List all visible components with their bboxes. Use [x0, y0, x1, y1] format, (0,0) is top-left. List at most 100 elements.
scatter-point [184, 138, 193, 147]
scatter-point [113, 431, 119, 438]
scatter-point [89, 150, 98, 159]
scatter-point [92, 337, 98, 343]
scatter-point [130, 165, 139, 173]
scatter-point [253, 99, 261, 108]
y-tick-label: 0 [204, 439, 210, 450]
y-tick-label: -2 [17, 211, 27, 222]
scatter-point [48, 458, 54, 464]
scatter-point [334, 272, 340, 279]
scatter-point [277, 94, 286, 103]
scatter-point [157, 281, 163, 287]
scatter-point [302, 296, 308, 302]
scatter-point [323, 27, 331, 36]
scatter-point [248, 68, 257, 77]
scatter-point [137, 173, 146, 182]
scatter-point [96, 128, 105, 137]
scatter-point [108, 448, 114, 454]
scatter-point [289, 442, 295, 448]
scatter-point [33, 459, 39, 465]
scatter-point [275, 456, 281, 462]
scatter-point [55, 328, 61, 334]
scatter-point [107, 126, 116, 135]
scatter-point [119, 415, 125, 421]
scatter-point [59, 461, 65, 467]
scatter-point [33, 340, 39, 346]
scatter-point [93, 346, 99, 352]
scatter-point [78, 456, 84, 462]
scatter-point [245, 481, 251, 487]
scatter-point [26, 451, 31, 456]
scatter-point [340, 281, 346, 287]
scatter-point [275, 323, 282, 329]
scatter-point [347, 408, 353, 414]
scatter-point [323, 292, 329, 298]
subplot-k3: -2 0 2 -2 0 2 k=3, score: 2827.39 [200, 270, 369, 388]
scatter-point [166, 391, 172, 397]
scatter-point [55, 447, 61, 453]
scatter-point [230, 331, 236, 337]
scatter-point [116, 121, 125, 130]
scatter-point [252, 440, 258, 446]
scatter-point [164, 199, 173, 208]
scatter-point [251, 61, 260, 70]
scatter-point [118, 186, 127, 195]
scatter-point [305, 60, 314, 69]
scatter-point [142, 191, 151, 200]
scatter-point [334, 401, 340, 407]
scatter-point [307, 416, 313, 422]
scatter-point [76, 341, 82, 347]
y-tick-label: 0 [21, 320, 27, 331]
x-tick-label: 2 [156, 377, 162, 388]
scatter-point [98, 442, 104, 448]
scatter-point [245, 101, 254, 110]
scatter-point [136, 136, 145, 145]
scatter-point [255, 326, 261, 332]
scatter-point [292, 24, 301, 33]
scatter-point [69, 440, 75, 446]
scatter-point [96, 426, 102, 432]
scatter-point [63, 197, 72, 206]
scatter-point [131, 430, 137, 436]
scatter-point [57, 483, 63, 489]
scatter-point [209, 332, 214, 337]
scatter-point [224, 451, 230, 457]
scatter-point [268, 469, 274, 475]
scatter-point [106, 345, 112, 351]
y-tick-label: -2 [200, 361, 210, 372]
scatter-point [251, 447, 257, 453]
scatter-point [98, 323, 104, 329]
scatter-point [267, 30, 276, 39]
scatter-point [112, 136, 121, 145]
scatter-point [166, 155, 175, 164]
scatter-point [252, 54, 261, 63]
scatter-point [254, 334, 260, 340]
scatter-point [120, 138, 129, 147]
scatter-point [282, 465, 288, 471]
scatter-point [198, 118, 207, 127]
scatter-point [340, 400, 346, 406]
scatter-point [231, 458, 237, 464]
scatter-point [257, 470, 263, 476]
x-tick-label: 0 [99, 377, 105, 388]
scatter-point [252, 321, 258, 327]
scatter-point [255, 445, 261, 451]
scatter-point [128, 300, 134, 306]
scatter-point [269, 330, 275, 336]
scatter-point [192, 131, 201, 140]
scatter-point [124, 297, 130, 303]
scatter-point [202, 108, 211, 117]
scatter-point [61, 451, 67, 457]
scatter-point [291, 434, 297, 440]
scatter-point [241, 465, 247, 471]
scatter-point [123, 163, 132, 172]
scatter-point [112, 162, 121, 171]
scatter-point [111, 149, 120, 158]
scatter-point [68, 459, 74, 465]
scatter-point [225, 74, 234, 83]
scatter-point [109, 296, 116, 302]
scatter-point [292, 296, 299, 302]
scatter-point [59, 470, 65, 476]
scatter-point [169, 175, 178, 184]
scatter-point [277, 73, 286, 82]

* EXERCISE DESCRIPTION *
Reproduce the listing above word for word, every line of it.

* TASK RESULT *
List all visible components with their bboxes. Use [x0, y0, x1, y1] format, (0,0) is top-left. List at most 100 elements.
scatter-point [184, 138, 193, 147]
scatter-point [113, 431, 119, 438]
scatter-point [89, 150, 98, 159]
scatter-point [92, 337, 98, 343]
scatter-point [130, 165, 139, 173]
scatter-point [253, 99, 261, 108]
y-tick-label: 0 [204, 439, 210, 450]
y-tick-label: -2 [17, 211, 27, 222]
scatter-point [48, 458, 54, 464]
scatter-point [334, 272, 340, 279]
scatter-point [277, 94, 286, 103]
scatter-point [157, 281, 163, 287]
scatter-point [302, 296, 308, 302]
scatter-point [323, 27, 331, 36]
scatter-point [248, 68, 257, 77]
scatter-point [137, 173, 146, 182]
scatter-point [96, 128, 105, 137]
scatter-point [108, 448, 114, 454]
scatter-point [289, 442, 295, 448]
scatter-point [33, 459, 39, 465]
scatter-point [275, 456, 281, 462]
scatter-point [55, 328, 61, 334]
scatter-point [107, 126, 116, 135]
scatter-point [119, 415, 125, 421]
scatter-point [59, 461, 65, 467]
scatter-point [33, 340, 39, 346]
scatter-point [93, 346, 99, 352]
scatter-point [78, 456, 84, 462]
scatter-point [245, 481, 251, 487]
scatter-point [26, 451, 31, 456]
scatter-point [340, 281, 346, 287]
scatter-point [275, 323, 282, 329]
scatter-point [347, 408, 353, 414]
scatter-point [323, 292, 329, 298]
subplot-k3: -2 0 2 -2 0 2 k=3, score: 2827.39 [200, 270, 369, 388]
scatter-point [166, 391, 172, 397]
scatter-point [55, 447, 61, 453]
scatter-point [230, 331, 236, 337]
scatter-point [116, 121, 125, 130]
scatter-point [252, 440, 258, 446]
scatter-point [164, 199, 173, 208]
scatter-point [251, 61, 260, 70]
scatter-point [118, 186, 127, 195]
scatter-point [305, 60, 314, 69]
scatter-point [142, 191, 151, 200]
scatter-point [334, 401, 340, 407]
scatter-point [307, 416, 313, 422]
scatter-point [76, 341, 82, 347]
y-tick-label: 0 [21, 320, 27, 331]
x-tick-label: 2 [156, 377, 162, 388]
scatter-point [98, 442, 104, 448]
scatter-point [245, 101, 254, 110]
scatter-point [136, 136, 145, 145]
scatter-point [255, 326, 261, 332]
scatter-point [292, 24, 301, 33]
scatter-point [69, 440, 75, 446]
scatter-point [96, 426, 102, 432]
scatter-point [63, 197, 72, 206]
scatter-point [131, 430, 137, 436]
scatter-point [57, 483, 63, 489]
scatter-point [209, 332, 214, 337]
scatter-point [224, 451, 230, 457]
scatter-point [268, 469, 274, 475]
scatter-point [106, 345, 112, 351]
y-tick-label: -2 [200, 361, 210, 372]
scatter-point [251, 447, 257, 453]
scatter-point [98, 323, 104, 329]
scatter-point [267, 30, 276, 39]
scatter-point [112, 136, 121, 145]
scatter-point [166, 155, 175, 164]
scatter-point [252, 54, 261, 63]
scatter-point [254, 334, 260, 340]
scatter-point [120, 138, 129, 147]
scatter-point [282, 465, 288, 471]
scatter-point [198, 118, 207, 127]
scatter-point [340, 400, 346, 406]
scatter-point [231, 458, 237, 464]
scatter-point [257, 470, 263, 476]
x-tick-label: 0 [99, 377, 105, 388]
scatter-point [252, 321, 258, 327]
scatter-point [255, 445, 261, 451]
scatter-point [128, 300, 134, 306]
scatter-point [269, 330, 275, 336]
scatter-point [192, 131, 201, 140]
scatter-point [124, 297, 130, 303]
scatter-point [202, 108, 211, 117]
scatter-point [61, 451, 67, 457]
scatter-point [291, 434, 297, 440]
scatter-point [241, 465, 247, 471]
scatter-point [123, 163, 132, 172]
scatter-point [112, 162, 121, 171]
scatter-point [111, 149, 120, 158]
scatter-point [68, 459, 74, 465]
scatter-point [225, 74, 234, 83]
scatter-point [109, 296, 116, 302]
scatter-point [292, 296, 299, 302]
scatter-point [59, 470, 65, 476]
scatter-point [169, 175, 178, 184]
scatter-point [277, 73, 286, 82]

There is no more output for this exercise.